What is expected: Find the lines holding the word "Inga" and collect them.

— begin Given data —

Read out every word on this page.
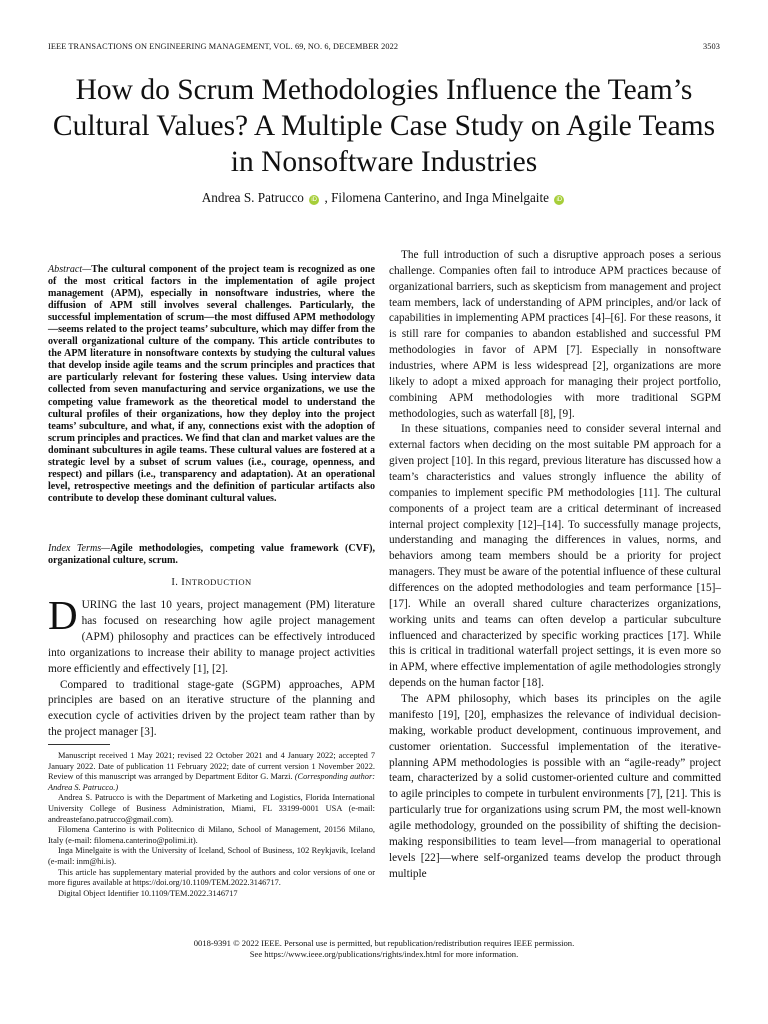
IEEE TRANSACTIONS ON ENGINEERING MANAGEMENT, VOL. 69, NO. 6, DECEMBER 2022	3503
How do Scrum Methodologies Influence the Team’s Cultural Values? A Multiple Case Study on Agile Teams in Nonsoftware Industries
Andrea S. Patrucco iD , Filomena Canterino, and Inga Minelgaite iD
Abstract—The cultural component of the project team is recognized as one of the most critical factors in the implementation of agile project management (APM), especially in nonsoftware industries, where the diffusion of APM still involves several challenges. Particularly, the successful implementation of scrum—the most diffused APM methodology—seems related to the project teams’ subculture, which may differ from the overall organizational culture of the company. This article contributes to the APM literature in nonsoftware contexts by studying the cultural values that develop inside agile teams and the scrum principles and practices that are particularly relevant for fostering these values. Using interview data collected from seven manufacturing and service organizations, we use the competing value framework as the theoretical model to understand the cultural profiles of their organizations, how they deploy into the project teams’ subculture, and what, if any, connections exist with the adoption of scrum principles and practices. We find that clan and market values are the dominant subcultures in agile teams. These cultural values are fostered at a strategic level by a subset of scrum values (i.e., courage, openness, and respect) and pillars (i.e., transparency and adaptation). At an operational level, retrospective meetings and the definition of particular artifacts also contribute to develop these dominant cultural values.
Index Terms—Agile methodologies, competing value framework (CVF), organizational culture, scrum.
I. INTRODUCTION

DURING the last 10 years, project management (PM) literature has focused on researching how agile project management (APM) philosophy and practices can be effectively introduced into organizations to increase their ability to manage project activities more efficiently and effectively [1], [2].

Compared to traditional stage-gate (SGPM) approaches, APM principles are based on an iterative structure of the planning and execution cycle of activities driven by the project team rather than by the project manager [3].

Manuscript received 1 May 2021; revised 22 October 2021 and 4 January 2022; accepted 7 January 2022. Date of publication 11 February 2022; date of current version 1 November 2022. Review of this manuscript was arranged by Department Editor G. Marzi. (Corresponding author: Andrea S. Patrucco.)

Andrea S. Patrucco is with the Department of Marketing and Logistics, Florida International University College of Business Administration, Miami, FL 33199-0001 USA (e-mail: andreastefano.patrucco@gmail.com).

Filomena Canterino is with Politecnico di Milano, School of Management, 20156 Milano, Italy (e-mail: filomena.canterino@polimi.it).

Inga Minelgaite is with the University of Iceland, School of Business, 102 Reykjavik, Iceland (e-mail: inm@hi.is).

This article has supplementary material provided by the authors and color versions of one or more figures available at https://doi.org/10.1109/TEM.2022.3146717.

Digital Object Identifier 10.1109/TEM.2022.3146717

The full introduction of such a disruptive approach poses a serious challenge. Companies often fail to introduce APM practices because of organizational barriers, such as skepticism from management and project team members, lack of understanding of APM principles, and/or lack of capabilities in implementing APM practices [4]–[6]. For these reasons, it is still rare for companies to abandon established and successful PM methodologies in favor of APM [7]. Especially in nonsoftware industries, where APM is less widespread [2], organizations are more likely to adopt a mixed approach for managing their project portfolio, combining APM methodologies with more traditional SGPM methodologies, such as waterfall [8], [9].

In these situations, companies need to consider several internal and external factors when deciding on the most suitable PM approach for a given project [10]. In this regard, previous literature has discussed how a team’s characteristics and values strongly influence the ability of companies to implement specific PM methodologies [11]. The cultural components of a project team are a critical determinant of increased internal project complexity [12]–[14]. To successfully manage projects, understanding and managing the differences in values, norms, and behaviors among team members should be a priority for project managers. They must be aware of the potential influence of these cultural differences on the adopted methodologies and team performance [15]–[17]. While an overall shared culture characterizes organizations, working units and teams can often develop a particular subculture influenced and characterized by specific working practices [17]. While this is critical in traditional waterfall project settings, it is even more so in APM, where effective implementation of agile methodologies strongly depends on the human factor [18].

The APM philosophy, which bases its principles on the agile manifesto [19], [20], emphasizes the relevance of individual decision-making, workable product development, continuous improvement, and customer orientation. Successful implementation of the iterative-planning APM methodologies is possible with an “agile-ready” project team, characterized by a solid customer-oriented culture and committed to agile principles to compete in turbulent environments [7], [21]. This is particularly true for organizations using scrum PM, the most well-known agile methodology, grounded on the possibility of shifting the decision-making responsibilities to team level—from managerial to operational levels [22]—where self-organized teams develop the product through multiple

0018-9391 © 2022 IEEE. Personal use is permitted, but republication/redistribution requires IEEE permission.
See https://www.ieee.org/publications/rights/index.html for more information.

— end Given data —

Reply:
Andrea S. Patrucco iD , Filomena Canterino, and Inga Minelgaite iD
Inga Minelgaite is with the University of Iceland, School of Business, 102 Reykjavik, Iceland (e-mail: inm@hi.is).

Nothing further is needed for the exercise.